Directive → Copy out each line of the material in which the word "seasonally" appears.

Records shown →

———

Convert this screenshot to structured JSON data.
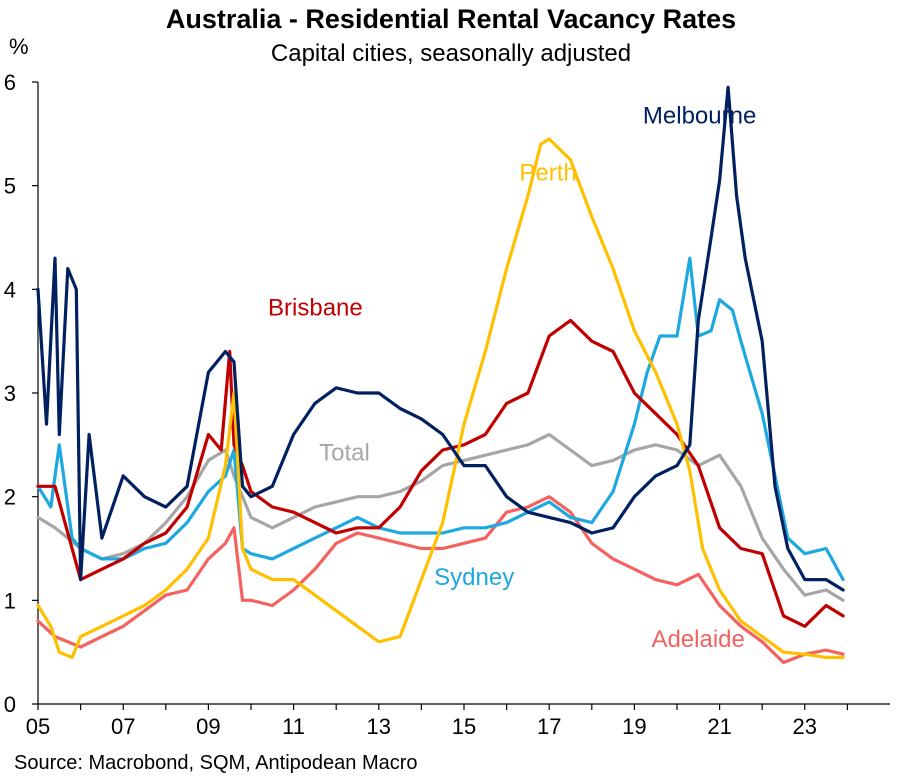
{
  "title": "Australia - Residential Rental Vacancy Rates",
  "subtitle": "Capital cities, seasonally adjusted",
  "y_unit": "%",
  "source": "Source: Macrobond, SQM, Antipodean Macro",
  "chart_data": {
    "type": "line",
    "title": "Australia - Residential Rental Vacancy Rates",
    "subtitle": "Capital cities, seasonally adjusted",
    "xlabel": "",
    "ylabel": "%",
    "xlim": [
      2005,
      2025
    ],
    "ylim": [
      0,
      6
    ],
    "x_ticks": [
      2005,
      2007,
      2009,
      2011,
      2013,
      2015,
      2017,
      2019,
      2021,
      2023
    ],
    "x_tick_labels": [
      "05",
      "07",
      "09",
      "11",
      "13",
      "15",
      "17",
      "19",
      "21",
      "23"
    ],
    "y_ticks": [
      0,
      1,
      2,
      3,
      4,
      5,
      6
    ],
    "y_tick_labels": [
      "0",
      "1",
      "2",
      "3",
      "4",
      "5",
      "6"
    ],
    "grid": false,
    "legend": "inline labels",
    "series": [
      {
        "name": "Total",
        "color": "#A6A6A6",
        "label_x": 2011.6,
        "label_y": 2.35,
        "x": [
          2005.0,
          2005.4,
          2006.0,
          2006.5,
          2007.0,
          2007.5,
          2008.0,
          2008.5,
          2009.0,
          2009.4,
          2009.6,
          2010.0,
          2010.5,
          2011.0,
          2011.5,
          2012.0,
          2012.5,
          2013.0,
          2013.5,
          2014.0,
          2014.5,
          2015.0,
          2015.5,
          2016.0,
          2016.5,
          2017.0,
          2017.5,
          2018.0,
          2018.5,
          2019.0,
          2019.5,
          2020.0,
          2020.5,
          2021.0,
          2021.5,
          2022.0,
          2022.5,
          2023.0,
          2023.5,
          2023.9
        ],
        "y": [
          1.8,
          1.7,
          1.5,
          1.4,
          1.45,
          1.55,
          1.75,
          2.0,
          2.35,
          2.45,
          2.2,
          1.8,
          1.7,
          1.8,
          1.9,
          1.95,
          2.0,
          2.0,
          2.05,
          2.15,
          2.3,
          2.35,
          2.4,
          2.45,
          2.5,
          2.6,
          2.45,
          2.3,
          2.35,
          2.45,
          2.5,
          2.45,
          2.3,
          2.4,
          2.1,
          1.6,
          1.3,
          1.05,
          1.1,
          1.0
        ]
      },
      {
        "name": "Adelaide",
        "color": "#F4625F",
        "label_x": 2019.4,
        "label_y": 0.55,
        "x": [
          2005.0,
          2005.4,
          2006.0,
          2006.5,
          2007.0,
          2007.5,
          2008.0,
          2008.5,
          2009.0,
          2009.4,
          2009.6,
          2009.8,
          2010.0,
          2010.5,
          2011.0,
          2011.5,
          2012.0,
          2012.5,
          2013.0,
          2013.5,
          2014.0,
          2014.5,
          2015.0,
          2015.5,
          2016.0,
          2016.5,
          2017.0,
          2017.5,
          2018.0,
          2018.5,
          2019.0,
          2019.5,
          2020.0,
          2020.5,
          2021.0,
          2021.5,
          2022.0,
          2022.5,
          2023.0,
          2023.5,
          2023.9
        ],
        "y": [
          0.8,
          0.65,
          0.55,
          0.65,
          0.75,
          0.9,
          1.05,
          1.1,
          1.4,
          1.55,
          1.7,
          1.0,
          1.0,
          0.95,
          1.1,
          1.3,
          1.55,
          1.65,
          1.6,
          1.55,
          1.5,
          1.5,
          1.55,
          1.6,
          1.85,
          1.9,
          2.0,
          1.85,
          1.55,
          1.4,
          1.3,
          1.2,
          1.15,
          1.25,
          0.95,
          0.75,
          0.6,
          0.4,
          0.48,
          0.52,
          0.48
        ]
      },
      {
        "name": "Sydney",
        "color": "#1DA8E0",
        "label_x": 2014.3,
        "label_y": 1.15,
        "x": [
          2005.0,
          2005.3,
          2005.5,
          2005.8,
          2006.0,
          2006.5,
          2007.0,
          2007.5,
          2008.0,
          2008.5,
          2009.0,
          2009.4,
          2009.6,
          2009.8,
          2010.0,
          2010.5,
          2011.0,
          2011.5,
          2012.0,
          2012.5,
          2013.0,
          2013.5,
          2014.0,
          2014.5,
          2015.0,
          2015.5,
          2016.0,
          2016.5,
          2017.0,
          2017.5,
          2018.0,
          2018.5,
          2019.0,
          2019.3,
          2019.6,
          2020.0,
          2020.3,
          2020.5,
          2020.8,
          2021.0,
          2021.3,
          2021.5,
          2022.0,
          2022.3,
          2022.6,
          2023.0,
          2023.5,
          2023.9
        ],
        "y": [
          2.1,
          1.9,
          2.5,
          1.6,
          1.5,
          1.4,
          1.4,
          1.5,
          1.55,
          1.75,
          2.05,
          2.2,
          2.45,
          1.5,
          1.45,
          1.4,
          1.5,
          1.6,
          1.7,
          1.8,
          1.7,
          1.65,
          1.65,
          1.65,
          1.7,
          1.7,
          1.75,
          1.85,
          1.95,
          1.8,
          1.75,
          2.05,
          2.7,
          3.2,
          3.55,
          3.55,
          4.3,
          3.55,
          3.6,
          3.9,
          3.8,
          3.5,
          2.8,
          2.2,
          1.6,
          1.45,
          1.5,
          1.2
        ]
      },
      {
        "name": "Brisbane",
        "color": "#C00000",
        "label_x": 2010.4,
        "label_y": 3.75,
        "x": [
          2005.0,
          2005.4,
          2006.0,
          2006.5,
          2007.0,
          2007.5,
          2008.0,
          2008.5,
          2009.0,
          2009.3,
          2009.5,
          2009.6,
          2009.8,
          2010.0,
          2010.5,
          2011.0,
          2011.5,
          2012.0,
          2012.5,
          2013.0,
          2013.5,
          2014.0,
          2014.5,
          2015.0,
          2015.5,
          2016.0,
          2016.5,
          2017.0,
          2017.5,
          2018.0,
          2018.5,
          2019.0,
          2019.5,
          2020.0,
          2020.5,
          2021.0,
          2021.5,
          2022.0,
          2022.5,
          2023.0,
          2023.5,
          2023.9
        ],
        "y": [
          2.1,
          2.1,
          1.2,
          1.3,
          1.4,
          1.55,
          1.65,
          1.9,
          2.6,
          2.45,
          3.4,
          2.5,
          2.3,
          2.05,
          1.9,
          1.85,
          1.75,
          1.65,
          1.7,
          1.7,
          1.9,
          2.25,
          2.45,
          2.5,
          2.6,
          2.9,
          3.0,
          3.55,
          3.7,
          3.5,
          3.4,
          3.0,
          2.8,
          2.6,
          2.3,
          1.7,
          1.5,
          1.45,
          0.85,
          0.75,
          0.95,
          0.85
        ]
      },
      {
        "name": "Perth",
        "color": "#FFC000",
        "label_x": 2016.3,
        "label_y": 5.05,
        "x": [
          2005.0,
          2005.3,
          2005.5,
          2005.8,
          2006.0,
          2006.5,
          2007.0,
          2007.5,
          2008.0,
          2008.5,
          2009.0,
          2009.4,
          2009.6,
          2009.8,
          2010.0,
          2010.5,
          2011.0,
          2011.5,
          2012.0,
          2012.5,
          2013.0,
          2013.5,
          2014.0,
          2014.5,
          2015.0,
          2015.5,
          2016.0,
          2016.5,
          2016.8,
          2017.0,
          2017.5,
          2018.0,
          2018.5,
          2019.0,
          2019.5,
          2020.0,
          2020.3,
          2020.6,
          2021.0,
          2021.5,
          2022.0,
          2022.5,
          2023.0,
          2023.5,
          2023.9
        ],
        "y": [
          0.95,
          0.75,
          0.5,
          0.45,
          0.65,
          0.75,
          0.85,
          0.95,
          1.1,
          1.3,
          1.6,
          2.3,
          3.0,
          1.5,
          1.3,
          1.2,
          1.2,
          1.05,
          0.9,
          0.75,
          0.6,
          0.65,
          1.2,
          1.75,
          2.7,
          3.4,
          4.2,
          4.9,
          5.4,
          5.45,
          5.25,
          4.7,
          4.2,
          3.6,
          3.2,
          2.7,
          2.25,
          1.5,
          1.1,
          0.8,
          0.65,
          0.5,
          0.48,
          0.45,
          0.45
        ]
      },
      {
        "name": "Melbourne",
        "color": "#002060",
        "label_x": 2019.2,
        "label_y": 5.6,
        "x": [
          2005.0,
          2005.2,
          2005.4,
          2005.5,
          2005.7,
          2005.9,
          2006.0,
          2006.2,
          2006.5,
          2007.0,
          2007.5,
          2008.0,
          2008.5,
          2009.0,
          2009.4,
          2009.6,
          2009.8,
          2010.0,
          2010.5,
          2011.0,
          2011.5,
          2012.0,
          2012.5,
          2013.0,
          2013.5,
          2014.0,
          2014.5,
          2015.0,
          2015.5,
          2016.0,
          2016.5,
          2017.0,
          2017.5,
          2018.0,
          2018.5,
          2019.0,
          2019.5,
          2020.0,
          2020.3,
          2020.5,
          2020.8,
          2021.0,
          2021.2,
          2021.4,
          2021.6,
          2022.0,
          2022.3,
          2022.6,
          2023.0,
          2023.5,
          2023.9
        ],
        "y": [
          4.0,
          2.7,
          4.3,
          2.6,
          4.2,
          4.0,
          1.2,
          2.6,
          1.6,
          2.2,
          2.0,
          1.9,
          2.1,
          3.2,
          3.4,
          3.3,
          2.1,
          2.0,
          2.1,
          2.6,
          2.9,
          3.05,
          3.0,
          3.0,
          2.85,
          2.75,
          2.6,
          2.3,
          2.3,
          2.0,
          1.85,
          1.8,
          1.75,
          1.65,
          1.7,
          2.0,
          2.2,
          2.3,
          2.5,
          3.7,
          4.5,
          5.05,
          5.95,
          4.9,
          4.3,
          3.5,
          2.1,
          1.5,
          1.2,
          1.2,
          1.1
        ]
      }
    ]
  }
}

———

Exercise result →
  "subtitle": "Capital cities, seasonally adjusted",
    "subtitle": "Capital cities, seasonally adjusted",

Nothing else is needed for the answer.